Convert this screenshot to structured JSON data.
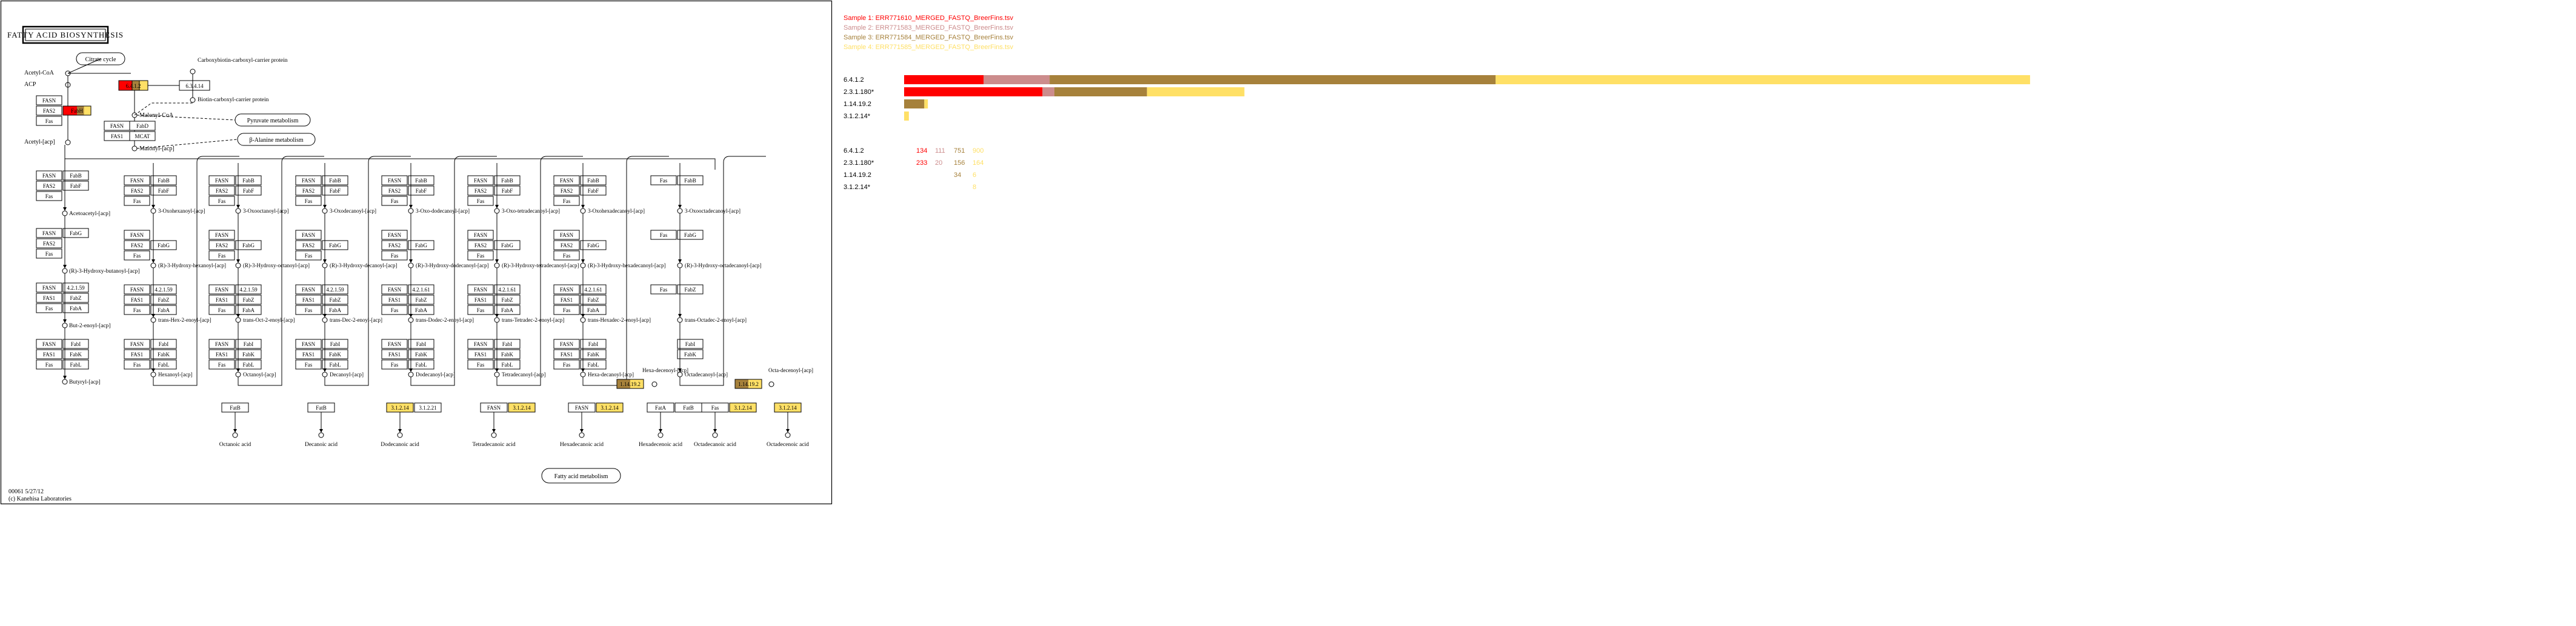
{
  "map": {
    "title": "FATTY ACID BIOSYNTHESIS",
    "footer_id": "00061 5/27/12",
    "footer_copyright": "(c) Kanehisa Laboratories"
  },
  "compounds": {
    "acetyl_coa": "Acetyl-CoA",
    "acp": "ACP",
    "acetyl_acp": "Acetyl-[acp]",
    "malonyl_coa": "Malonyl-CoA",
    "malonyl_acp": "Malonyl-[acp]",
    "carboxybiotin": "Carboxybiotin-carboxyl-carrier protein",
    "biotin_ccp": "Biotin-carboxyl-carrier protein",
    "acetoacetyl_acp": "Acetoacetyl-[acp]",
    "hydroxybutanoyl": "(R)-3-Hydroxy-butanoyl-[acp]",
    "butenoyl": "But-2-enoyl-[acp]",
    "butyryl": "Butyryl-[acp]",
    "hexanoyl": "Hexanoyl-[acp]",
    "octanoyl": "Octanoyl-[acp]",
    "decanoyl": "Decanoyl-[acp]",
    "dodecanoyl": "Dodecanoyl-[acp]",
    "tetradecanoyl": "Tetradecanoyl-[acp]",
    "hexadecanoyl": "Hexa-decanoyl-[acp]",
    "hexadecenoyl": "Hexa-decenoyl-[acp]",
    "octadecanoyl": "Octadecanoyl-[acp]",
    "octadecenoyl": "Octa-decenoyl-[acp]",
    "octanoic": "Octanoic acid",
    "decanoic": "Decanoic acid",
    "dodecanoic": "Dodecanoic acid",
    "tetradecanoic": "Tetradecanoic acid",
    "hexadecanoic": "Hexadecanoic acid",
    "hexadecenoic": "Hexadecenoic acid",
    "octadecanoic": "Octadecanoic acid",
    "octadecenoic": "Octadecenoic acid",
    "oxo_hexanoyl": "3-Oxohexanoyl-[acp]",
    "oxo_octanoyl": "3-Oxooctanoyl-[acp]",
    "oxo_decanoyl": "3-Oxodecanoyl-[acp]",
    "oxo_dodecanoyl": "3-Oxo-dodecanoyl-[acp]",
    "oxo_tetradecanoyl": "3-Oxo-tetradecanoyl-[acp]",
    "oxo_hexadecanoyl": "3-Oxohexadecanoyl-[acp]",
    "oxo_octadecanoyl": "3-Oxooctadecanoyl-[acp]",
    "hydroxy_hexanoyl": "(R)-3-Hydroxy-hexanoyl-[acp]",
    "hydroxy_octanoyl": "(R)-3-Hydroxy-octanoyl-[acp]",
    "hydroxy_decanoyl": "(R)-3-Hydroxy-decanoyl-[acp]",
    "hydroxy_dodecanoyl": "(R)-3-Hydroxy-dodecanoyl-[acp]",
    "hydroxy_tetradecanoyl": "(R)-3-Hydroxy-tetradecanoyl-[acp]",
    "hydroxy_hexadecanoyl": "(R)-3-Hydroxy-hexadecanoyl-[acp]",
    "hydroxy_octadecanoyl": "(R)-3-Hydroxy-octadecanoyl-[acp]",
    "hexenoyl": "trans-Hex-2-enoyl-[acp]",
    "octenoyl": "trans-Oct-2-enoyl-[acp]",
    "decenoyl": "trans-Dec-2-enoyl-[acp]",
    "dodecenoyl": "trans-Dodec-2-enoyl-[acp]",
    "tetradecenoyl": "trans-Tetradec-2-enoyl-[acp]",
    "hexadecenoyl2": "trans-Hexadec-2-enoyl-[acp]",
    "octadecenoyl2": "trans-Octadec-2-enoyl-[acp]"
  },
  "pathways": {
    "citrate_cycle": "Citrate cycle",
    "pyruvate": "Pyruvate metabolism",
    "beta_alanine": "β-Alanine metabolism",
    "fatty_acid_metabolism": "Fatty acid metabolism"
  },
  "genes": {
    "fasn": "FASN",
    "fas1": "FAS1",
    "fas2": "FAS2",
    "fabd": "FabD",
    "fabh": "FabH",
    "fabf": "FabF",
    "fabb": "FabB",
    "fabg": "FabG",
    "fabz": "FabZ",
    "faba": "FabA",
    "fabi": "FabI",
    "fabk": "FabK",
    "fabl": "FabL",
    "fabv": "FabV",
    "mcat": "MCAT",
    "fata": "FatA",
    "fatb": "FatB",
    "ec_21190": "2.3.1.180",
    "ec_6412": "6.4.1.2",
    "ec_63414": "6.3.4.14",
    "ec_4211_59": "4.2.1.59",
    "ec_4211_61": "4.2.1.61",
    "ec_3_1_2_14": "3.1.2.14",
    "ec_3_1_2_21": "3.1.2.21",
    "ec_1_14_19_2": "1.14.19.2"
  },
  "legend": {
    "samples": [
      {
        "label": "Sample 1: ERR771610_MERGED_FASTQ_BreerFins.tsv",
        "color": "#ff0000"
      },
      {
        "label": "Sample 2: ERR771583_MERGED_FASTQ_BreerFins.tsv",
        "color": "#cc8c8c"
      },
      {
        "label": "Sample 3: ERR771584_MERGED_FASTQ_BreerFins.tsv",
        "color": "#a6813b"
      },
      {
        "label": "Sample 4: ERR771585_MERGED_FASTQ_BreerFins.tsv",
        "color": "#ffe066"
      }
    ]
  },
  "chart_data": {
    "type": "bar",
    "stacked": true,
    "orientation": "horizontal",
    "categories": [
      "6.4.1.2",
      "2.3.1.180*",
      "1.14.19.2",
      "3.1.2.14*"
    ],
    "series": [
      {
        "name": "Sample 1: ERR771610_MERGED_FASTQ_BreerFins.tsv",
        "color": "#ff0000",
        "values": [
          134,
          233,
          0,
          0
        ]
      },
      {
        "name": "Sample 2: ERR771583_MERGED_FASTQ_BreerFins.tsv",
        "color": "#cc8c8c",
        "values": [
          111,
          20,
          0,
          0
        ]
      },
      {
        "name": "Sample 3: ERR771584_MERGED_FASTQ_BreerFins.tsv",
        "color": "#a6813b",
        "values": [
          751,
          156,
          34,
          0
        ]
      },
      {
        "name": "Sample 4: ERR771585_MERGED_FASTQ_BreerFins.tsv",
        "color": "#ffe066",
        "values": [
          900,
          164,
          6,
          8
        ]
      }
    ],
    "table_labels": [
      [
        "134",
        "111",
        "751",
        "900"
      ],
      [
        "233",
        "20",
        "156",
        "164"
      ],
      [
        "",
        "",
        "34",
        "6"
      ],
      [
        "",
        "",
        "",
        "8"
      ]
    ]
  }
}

----

TASK ITEM →
Transcribe every line in the entries above, taking out only the images.

ANSWER SECTION →
Convert this screenshot to structured JSON data.
{
  "map": {
    "title": "FATTY ACID BIOSYNTHESIS",
    "footer_id": "00061 5/27/12",
    "footer_copyright": "(c) Kanehisa Laboratories"
  },
  "compounds": {
    "acetyl_coa": "Acetyl-CoA",
    "acp": "ACP",
    "acetyl_acp": "Acetyl-[acp]",
    "malonyl_coa": "Malonyl-CoA",
    "malonyl_acp": "Malonyl-[acp]",
    "carboxybiotin": "Carboxybiotin-carboxyl-carrier protein",
    "biotin_ccp": "Biotin-carboxyl-carrier protein",
    "acetoacetyl_acp": "Acetoacetyl-[acp]",
    "hydroxybutanoyl": "(R)-3-Hydroxy-butanoyl-[acp]",
    "butenoyl": "But-2-enoyl-[acp]",
    "butyryl": "Butyryl-[acp]",
    "hexanoyl": "Hexanoyl-[acp]",
    "octanoyl": "Octanoyl-[acp]",
    "decanoyl": "Decanoyl-[acp]",
    "dodecanoyl": "Dodecanoyl-[acp]",
    "tetradecanoyl": "Tetradecanoyl-[acp]",
    "hexadecanoyl": "Hexa-decanoyl-[acp]",
    "hexadecenoyl": "Hexa-decenoyl-[acp]",
    "octadecanoyl": "Octadecanoyl-[acp]",
    "octadecenoyl": "Octa-decenoyl-[acp]",
    "octanoic": "Octanoic acid",
    "decanoic": "Decanoic acid",
    "dodecanoic": "Dodecanoic acid",
    "tetradecanoic": "Tetradecanoic acid",
    "hexadecanoic": "Hexadecanoic acid",
    "hexadecenoic": "Hexadecenoic acid",
    "octadecanoic": "Octadecanoic acid",
    "octadecenoic": "Octadecenoic acid",
    "oxo_hexanoyl": "3-Oxohexanoyl-[acp]",
    "oxo_octanoyl": "3-Oxooctanoyl-[acp]",
    "oxo_decanoyl": "3-Oxodecanoyl-[acp]",
    "oxo_dodecanoyl": "3-Oxo-dodecanoyl-[acp]",
    "oxo_tetradecanoyl": "3-Oxo-tetradecanoyl-[acp]",
    "oxo_hexadecanoyl": "3-Oxohexadecanoyl-[acp]",
    "oxo_octadecanoyl": "3-Oxooctadecanoyl-[acp]",
    "hydroxy_hexanoyl": "(R)-3-Hydroxy-hexanoyl-[acp]",
    "hydroxy_octanoyl": "(R)-3-Hydroxy-octanoyl-[acp]",
    "hydroxy_decanoyl": "(R)-3-Hydroxy-decanoyl-[acp]",
    "hydroxy_dodecanoyl": "(R)-3-Hydroxy-dodecanoyl-[acp]",
    "hydroxy_tetradecanoyl": "(R)-3-Hydroxy-tetradecanoyl-[acp]",
    "hydroxy_hexadecanoyl": "(R)-3-Hydroxy-hexadecanoyl-[acp]",
    "hydroxy_octadecanoyl": "(R)-3-Hydroxy-octadecanoyl-[acp]",
    "hexenoyl": "trans-Hex-2-enoyl-[acp]",
    "octenoyl": "trans-Oct-2-enoyl-[acp]",
    "decenoyl": "trans-Dec-2-enoyl-[acp]",
    "dodecenoyl": "trans-Dodec-2-enoyl-[acp]",
    "tetradecenoyl": "trans-Tetradec-2-enoyl-[acp]",
    "hexadecenoyl2": "trans-Hexadec-2-enoyl-[acp]",
    "octadecenoyl2": "trans-Octadec-2-enoyl-[acp]"
  },
  "pathways": {
    "citrate_cycle": "Citrate cycle",
    "pyruvate": "Pyruvate metabolism",
    "beta_alanine": "β-Alanine metabolism",
    "fatty_acid_metabolism": "Fatty acid metabolism"
  },
  "genes": {
    "fasn": "FASN",
    "fas1": "FAS1",
    "fas2": "FAS2",
    "fabd": "FabD",
    "fabh": "FabH",
    "fabf": "FabF",
    "fabb": "FabB",
    "fabg": "FabG",
    "fabz": "FabZ",
    "faba": "FabA",
    "fabi": "FabI",
    "fabk": "FabK",
    "fabl": "FabL",
    "fabv": "FabV",
    "mcat": "MCAT",
    "fata": "FatA",
    "fatb": "FatB",
    "ec_21190": "2.3.1.180",
    "ec_6412": "6.4.1.2",
    "ec_63414": "6.3.4.14",
    "ec_4211_59": "4.2.1.59",
    "ec_4211_61": "4.2.1.61",
    "ec_3_1_2_14": "3.1.2.14",
    "ec_3_1_2_21": "3.1.2.21",
    "ec_1_14_19_2": "1.14.19.2"
  },
  "legend": {
    "samples": [
      {
        "label": "Sample 1: ERR771610_MERGED_FASTQ_BreerFins.tsv",
        "color": "#ff0000"
      },
      {
        "label": "Sample 2: ERR771583_MERGED_FASTQ_BreerFins.tsv",
        "color": "#cc8c8c"
      },
      {
        "label": "Sample 3: ERR771584_MERGED_FASTQ_BreerFins.tsv",
        "color": "#a6813b"
      },
      {
        "label": "Sample 4: ERR771585_MERGED_FASTQ_BreerFins.tsv",
        "color": "#ffe066"
      }
    ]
  },
  "chart_data": {
    "type": "bar",
    "stacked": true,
    "orientation": "horizontal",
    "categories": [
      "6.4.1.2",
      "2.3.1.180*",
      "1.14.19.2",
      "3.1.2.14*"
    ],
    "series": [
      {
        "name": "Sample 1: ERR771610_MERGED_FASTQ_BreerFins.tsv",
        "color": "#ff0000",
        "values": [
          134,
          233,
          0,
          0
        ]
      },
      {
        "name": "Sample 2: ERR771583_MERGED_FASTQ_BreerFins.tsv",
        "color": "#cc8c8c",
        "values": [
          111,
          20,
          0,
          0
        ]
      },
      {
        "name": "Sample 3: ERR771584_MERGED_FASTQ_BreerFins.tsv",
        "color": "#a6813b",
        "values": [
          751,
          156,
          34,
          0
        ]
      },
      {
        "name": "Sample 4: ERR771585_MERGED_FASTQ_BreerFins.tsv",
        "color": "#ffe066",
        "values": [
          900,
          164,
          6,
          8
        ]
      }
    ],
    "table_labels": [
      [
        "134",
        "111",
        "751",
        "900"
      ],
      [
        "233",
        "20",
        "156",
        "164"
      ],
      [
        "",
        "",
        "34",
        "6"
      ],
      [
        "",
        "",
        "",
        "8"
      ]
    ]
  }
}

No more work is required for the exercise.